PROMPT: Your copy of the material must match it exactly, except that pictures are dropped.

ITEMS:
▬▬▬▬▬▬

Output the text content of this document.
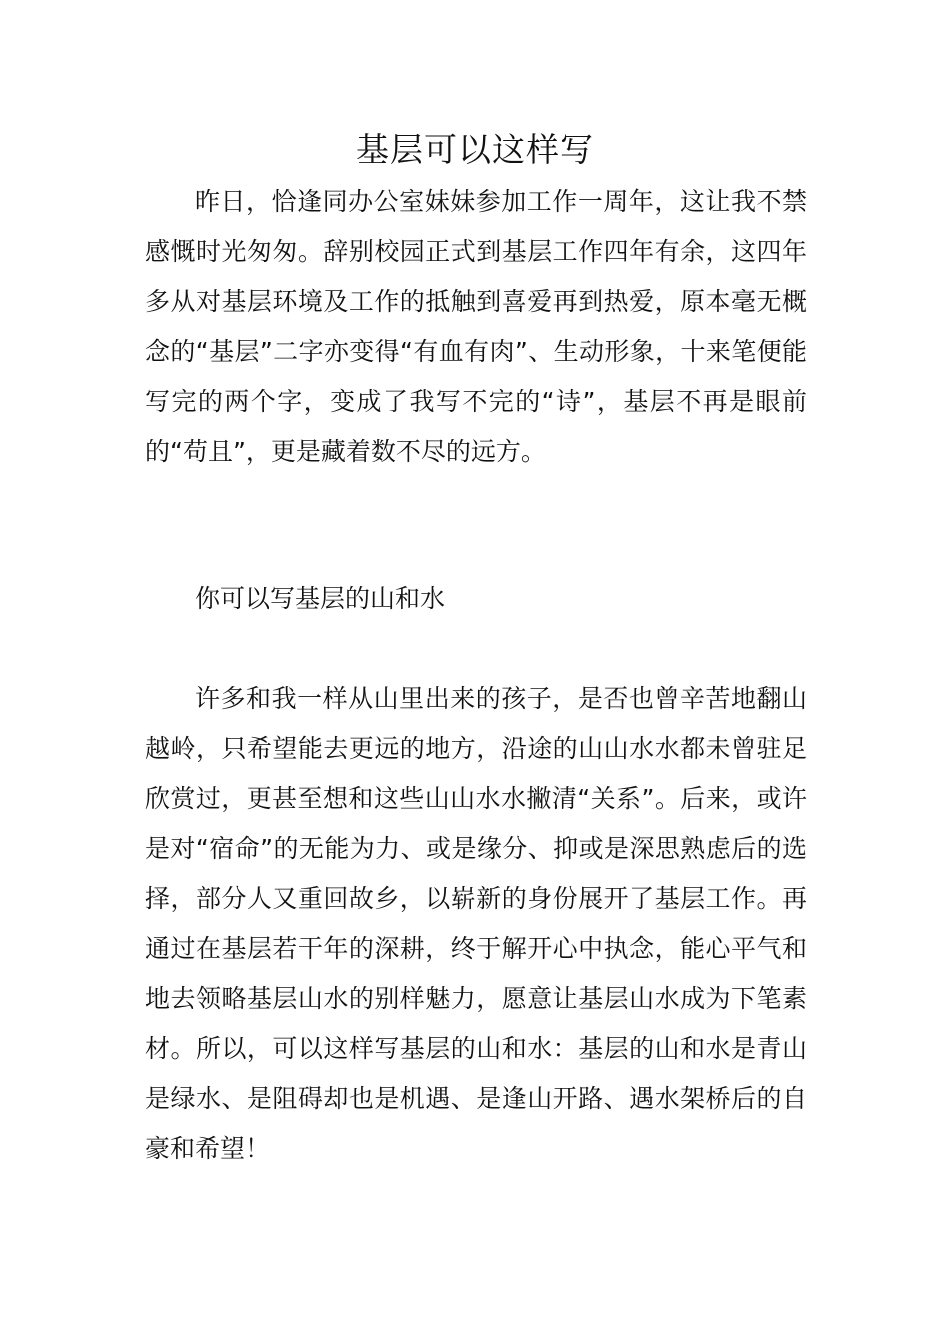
基层可以这样写

昨日，恰逢同办公室妹妹参加工作一周年，这让我不禁感慨时光匆匆。辞别校园正式到基层工作四年有余，这四年多从对基层环境及工作的抵触到喜爱再到热爱，原本毫无概念的“基层”二字亦变得“有血有肉”、生动形象，十来笔便能写完的两个字，变成了我写不完的“诗”，基层不再是眼前的“苟且”，更是藏着数不尽的远方。

你可以写基层的山和水

许多和我一样从山里出来的孩子，是否也曾辛苦地翻山越岭，只希望能去更远的地方，沿途的山山水水都未曾驻足欣赏过，更甚至想和这些山山水水撇清“关系”。后来，或许是对“宿命”的无能为力、或是缘分、抑或是深思熟虑后的选择，部分人又重回故乡，以崭新的身份展开了基层工作。再通过在基层若干年的深耕，终于解开心中执念，能心平气和地去领略基层山水的别样魅力，愿意让基层山水成为下笔素材。所以，可以这样写基层的山和水：基层的山和水是青山是绿水、是阻碍却也是机遇、是逢山开路、遇水架桥后的自豪和希望！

▬▬▬▬▬▬

EXERCISE RESPONSE:
Output the text content of this document.
基层可以这样写

昨日，恰逢同办公室妹妹参加工作一周年，这让我不禁感慨时光匆匆。辞别校园正式到基层工作四年有余，这四年多从对基层环境及工作的抵触到喜爱再到热爱，原本毫无概念的“基层”二字亦变得“有血有肉”、生动形象，十来笔便能写完的两个字，变成了我写不完的“诗”，基层不再是眼前的“苟且”，更是藏着数不尽的远方。

你可以写基层的山和水

许多和我一样从山里出来的孩子，是否也曾辛苦地翻山越岭，只希望能去更远的地方，沿途的山山水水都未曾驻足欣赏过，更甚至想和这些山山水水撇清“关系”。后来，或许是对“宿命”的无能为力、或是缘分、抑或是深思熟虑后的选择，部分人又重回故乡，以崭新的身份展开了基层工作。再通过在基层若干年的深耕，终于解开心中执念，能心平气和地去领略基层山水的别样魅力，愿意让基层山水成为下笔素材。所以，可以这样写基层的山和水：基层的山和水是青山是绿水、是阻碍却也是机遇、是逢山开路、遇水架桥后的自豪和希望！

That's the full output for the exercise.